◆ YOUR INSTRUCTIONS: Copy every entry precisely.

◆ DATA IN THIS EXERCISE:
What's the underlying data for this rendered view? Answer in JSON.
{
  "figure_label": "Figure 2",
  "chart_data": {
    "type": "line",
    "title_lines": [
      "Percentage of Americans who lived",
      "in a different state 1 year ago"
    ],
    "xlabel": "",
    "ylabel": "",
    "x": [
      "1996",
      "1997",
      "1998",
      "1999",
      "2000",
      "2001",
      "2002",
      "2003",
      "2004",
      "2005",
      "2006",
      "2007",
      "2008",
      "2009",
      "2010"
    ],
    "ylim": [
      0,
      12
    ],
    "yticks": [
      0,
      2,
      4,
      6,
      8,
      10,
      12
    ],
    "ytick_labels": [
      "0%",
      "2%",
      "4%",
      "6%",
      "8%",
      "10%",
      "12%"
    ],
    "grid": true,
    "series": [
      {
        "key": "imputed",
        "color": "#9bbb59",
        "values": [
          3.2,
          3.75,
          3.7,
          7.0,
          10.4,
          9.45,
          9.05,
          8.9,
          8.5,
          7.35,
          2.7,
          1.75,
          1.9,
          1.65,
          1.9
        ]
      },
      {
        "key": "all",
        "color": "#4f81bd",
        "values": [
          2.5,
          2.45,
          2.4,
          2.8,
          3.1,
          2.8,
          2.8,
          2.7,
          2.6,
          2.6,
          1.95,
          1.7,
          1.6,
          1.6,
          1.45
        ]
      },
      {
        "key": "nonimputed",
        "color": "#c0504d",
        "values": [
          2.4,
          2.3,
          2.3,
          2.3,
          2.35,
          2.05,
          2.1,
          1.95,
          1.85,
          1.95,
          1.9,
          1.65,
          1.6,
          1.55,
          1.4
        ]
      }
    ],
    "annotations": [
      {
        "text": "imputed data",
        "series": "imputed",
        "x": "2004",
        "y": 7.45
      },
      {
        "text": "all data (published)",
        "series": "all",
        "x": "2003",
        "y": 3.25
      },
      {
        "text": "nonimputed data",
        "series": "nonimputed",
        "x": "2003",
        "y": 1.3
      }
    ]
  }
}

◆ CORRECT ANSWER:
What's the underlying data for this rendered view? Answer in JSON.
{
  "figure_label": "Figure 2",
  "chart_data": {
    "type": "line",
    "title_lines": [
      "Percentage of Americans who lived",
      "in a different state 1 year ago"
    ],
    "xlabel": "",
    "ylabel": "",
    "x": [
      "1996",
      "1997",
      "1998",
      "1999",
      "2000",
      "2001",
      "2002",
      "2003",
      "2004",
      "2005",
      "2006",
      "2007",
      "2008",
      "2009",
      "2010"
    ],
    "ylim": [
      0,
      12
    ],
    "yticks": [
      0,
      2,
      4,
      6,
      8,
      10,
      12
    ],
    "ytick_labels": [
      "0%",
      "2%",
      "4%",
      "6%",
      "8%",
      "10%",
      "12%"
    ],
    "grid": true,
    "series": [
      {
        "key": "imputed",
        "color": "#9bbb59",
        "values": [
          3.2,
          3.75,
          3.7,
          7.0,
          10.4,
          9.45,
          9.05,
          8.9,
          8.5,
          7.35,
          2.7,
          1.75,
          1.9,
          1.65,
          1.9
        ]
      },
      {
        "key": "all",
        "color": "#4f81bd",
        "values": [
          2.5,
          2.45,
          2.4,
          2.8,
          3.1,
          2.8,
          2.8,
          2.7,
          2.6,
          2.6,
          1.95,
          1.7,
          1.6,
          1.6,
          1.45
        ]
      },
      {
        "key": "nonimputed",
        "color": "#c0504d",
        "values": [
          2.4,
          2.3,
          2.3,
          2.3,
          2.35,
          2.05,
          2.1,
          1.95,
          1.85,
          1.95,
          1.9,
          1.65,
          1.6,
          1.55,
          1.4
        ]
      }
    ],
    "annotations": [
      {
        "text": "imputed data",
        "series": "imputed",
        "x": "2004",
        "y": 7.45
      },
      {
        "text": "all data (published)",
        "series": "all",
        "x": "2003",
        "y": 3.25
      },
      {
        "text": "nonimputed data",
        "series": "nonimputed",
        "x": "2003",
        "y": 1.3
      }
    ]
  }
}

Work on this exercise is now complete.